» **Work to be completed**
Copy the data below in full, exactly as it appears.

» **Data for processing**
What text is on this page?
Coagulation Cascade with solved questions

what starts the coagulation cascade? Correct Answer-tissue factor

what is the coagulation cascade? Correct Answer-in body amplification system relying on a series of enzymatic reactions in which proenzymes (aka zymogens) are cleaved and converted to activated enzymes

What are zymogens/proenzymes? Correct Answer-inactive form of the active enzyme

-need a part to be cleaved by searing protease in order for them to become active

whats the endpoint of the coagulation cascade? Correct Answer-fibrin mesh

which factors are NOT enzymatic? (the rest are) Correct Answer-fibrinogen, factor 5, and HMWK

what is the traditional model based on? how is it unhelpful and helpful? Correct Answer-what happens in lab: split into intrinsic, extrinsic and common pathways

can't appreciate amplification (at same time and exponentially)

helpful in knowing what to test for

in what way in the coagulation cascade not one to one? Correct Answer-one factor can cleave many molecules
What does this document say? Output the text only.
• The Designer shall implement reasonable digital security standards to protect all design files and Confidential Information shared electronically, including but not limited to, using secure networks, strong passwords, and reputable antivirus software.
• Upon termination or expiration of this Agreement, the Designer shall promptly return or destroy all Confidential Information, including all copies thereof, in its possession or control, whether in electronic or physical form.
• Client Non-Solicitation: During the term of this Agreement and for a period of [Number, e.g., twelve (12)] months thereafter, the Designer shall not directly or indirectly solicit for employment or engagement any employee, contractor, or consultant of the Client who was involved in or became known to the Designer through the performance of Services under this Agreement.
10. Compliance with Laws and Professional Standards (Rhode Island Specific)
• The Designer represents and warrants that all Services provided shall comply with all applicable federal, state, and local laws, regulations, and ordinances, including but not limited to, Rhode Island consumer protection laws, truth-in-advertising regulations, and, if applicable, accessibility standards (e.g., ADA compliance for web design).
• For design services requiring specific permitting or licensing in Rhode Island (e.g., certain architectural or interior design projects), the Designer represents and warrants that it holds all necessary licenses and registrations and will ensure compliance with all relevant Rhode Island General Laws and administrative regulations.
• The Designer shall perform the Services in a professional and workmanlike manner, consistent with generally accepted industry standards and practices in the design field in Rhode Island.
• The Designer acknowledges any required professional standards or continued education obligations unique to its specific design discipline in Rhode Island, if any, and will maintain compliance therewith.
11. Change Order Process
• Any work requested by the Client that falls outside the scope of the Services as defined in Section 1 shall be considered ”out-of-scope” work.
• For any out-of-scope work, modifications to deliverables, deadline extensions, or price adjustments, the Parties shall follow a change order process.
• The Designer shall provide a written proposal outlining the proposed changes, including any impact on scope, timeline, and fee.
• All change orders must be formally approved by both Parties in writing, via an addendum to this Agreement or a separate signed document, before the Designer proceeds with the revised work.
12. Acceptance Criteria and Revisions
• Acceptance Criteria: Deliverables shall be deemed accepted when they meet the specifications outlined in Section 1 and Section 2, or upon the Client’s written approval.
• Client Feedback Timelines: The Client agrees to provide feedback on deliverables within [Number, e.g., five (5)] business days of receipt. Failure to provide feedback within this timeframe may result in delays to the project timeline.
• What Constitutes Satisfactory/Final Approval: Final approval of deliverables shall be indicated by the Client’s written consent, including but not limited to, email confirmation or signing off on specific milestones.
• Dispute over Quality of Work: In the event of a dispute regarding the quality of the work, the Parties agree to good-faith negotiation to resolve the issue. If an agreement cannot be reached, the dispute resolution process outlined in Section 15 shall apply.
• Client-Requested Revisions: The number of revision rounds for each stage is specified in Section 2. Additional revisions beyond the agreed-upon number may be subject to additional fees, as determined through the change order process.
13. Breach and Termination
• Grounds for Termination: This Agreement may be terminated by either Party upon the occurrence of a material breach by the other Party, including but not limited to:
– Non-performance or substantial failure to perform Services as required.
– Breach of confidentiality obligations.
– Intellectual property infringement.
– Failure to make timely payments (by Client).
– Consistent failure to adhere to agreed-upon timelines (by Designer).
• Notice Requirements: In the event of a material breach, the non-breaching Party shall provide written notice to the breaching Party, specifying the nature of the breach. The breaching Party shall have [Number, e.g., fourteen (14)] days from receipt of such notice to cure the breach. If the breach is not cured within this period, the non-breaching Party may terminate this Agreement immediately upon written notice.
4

» **Answer to this task**
What text is on this page?
Coagulation Cascade with solved questions

what starts the coagulation cascade? Correct Answer-tissue factor

what is the coagulation cascade? Correct Answer-in body amplification system relying on a series of enzymatic reactions in which proenzymes (aka zymogens) are cleaved and converted to activated enzymes

What are zymogens/proenzymes? Correct Answer-inactive form of the active enzyme

-need a part to be cleaved by searing protease in order for them to become active

whats the endpoint of the coagulation cascade? Correct Answer-fibrin mesh

which factors are NOT enzymatic? (the rest are) Correct Answer-fibrinogen, factor 5, and HMWK

what is the traditional model based on? how is it unhelpful and helpful? Correct Answer-what happens in lab: split into intrinsic, extrinsic and common pathways

can't appreciate amplification (at same time and exponentially)

helpful in knowing what to test for

in what way in the coagulation cascade not one to one? Correct Answer-one factor can cleave many molecules
What does this document say? Output the text only.
• The Designer shall implement reasonable digital security standards to protect all design files and Confidential Information shared electronically, including but not limited to, using secure networks, strong passwords, and reputable antivirus software.
• Upon termination or expiration of this Agreement, the Designer shall promptly return or destroy all Confidential Information, including all copies thereof, in its possession or control, whether in electronic or physical form.
• Client Non-Solicitation: During the term of this Agreement and for a period of [Number, e.g., twelve (12)] months thereafter, the Designer shall not directly or indirectly solicit for employment or engagement any employee, contractor, or consultant of the Client who was involved in or became known to the Designer through the performance of Services under this Agreement.
10. Compliance with Laws and Professional Standards (Rhode Island Specific)
• The Designer represents and warrants that all Services provided shall comply with all applicable federal, state, and local laws, regulations, and ordinances, including but not limited to, Rhode Island consumer protection laws, truth-in-advertising regulations, and, if applicable, accessibility standards (e.g., ADA compliance for web design).
• For design services requiring specific permitting or licensing in Rhode Island (e.g., certain architectural or interior design projects), the Designer represents and warrants that it holds all necessary licenses and registrations and will ensure compliance with all relevant Rhode Island General Laws and administrative regulations.
• The Designer shall perform the Services in a professional and workmanlike manner, consistent with generally accepted industry standards and practices in the design field in Rhode Island.
• The Designer acknowledges any required professional standards or continued education obligations unique to its specific design discipline in Rhode Island, if any, and will maintain compliance therewith.
11. Change Order Process
• Any work requested by the Client that falls outside the scope of the Services as defined in Section 1 shall be considered ”out-of-scope” work.
• For any out-of-scope work, modifications to deliverables, deadline extensions, or price adjustments, the Parties shall follow a change order process.
• The Designer shall provide a written proposal outlining the proposed changes, including any impact on scope, timeline, and fee.
• All change orders must be formally approved by both Parties in writing, via an addendum to this Agreement or a separate signed document, before the Designer proceeds with the revised work.
12. Acceptance Criteria and Revisions
• Acceptance Criteria: Deliverables shall be deemed accepted when they meet the specifications outlined in Section 1 and Section 2, or upon the Client’s written approval.
• Client Feedback Timelines: The Client agrees to provide feedback on deliverables within [Number, e.g., five (5)] business days of receipt. Failure to provide feedback within this timeframe may result in delays to the project timeline.
• What Constitutes Satisfactory/Final Approval: Final approval of deliverables shall be indicated by the Client’s written consent, including but not limited to, email confirmation or signing off on specific milestones.
• Dispute over Quality of Work: In the event of a dispute regarding the quality of the work, the Parties agree to good-faith negotiation to resolve the issue. If an agreement cannot be reached, the dispute resolution process outlined in Section 15 shall apply.
• Client-Requested Revisions: The number of revision rounds for each stage is specified in Section 2. Additional revisions beyond the agreed-upon number may be subject to additional fees, as determined through the change order process.
13. Breach and Termination
• Grounds for Termination: This Agreement may be terminated by either Party upon the occurrence of a material breach by the other Party, including but not limited to:
– Non-performance or substantial failure to perform Services as required.
– Breach of confidentiality obligations.
– Intellectual property infringement.
– Failure to make timely payments (by Client).
– Consistent failure to adhere to agreed-upon timelines (by Designer).
• Notice Requirements: In the event of a material breach, the non-breaching Party shall provide written notice to the breaching Party, specifying the nature of the breach. The breaching Party shall have [Number, e.g., fourteen (14)] days from receipt of such notice to cure the breach. If the breach is not cured within this period, the non-breaching Party may terminate this Agreement immediately upon written notice.
4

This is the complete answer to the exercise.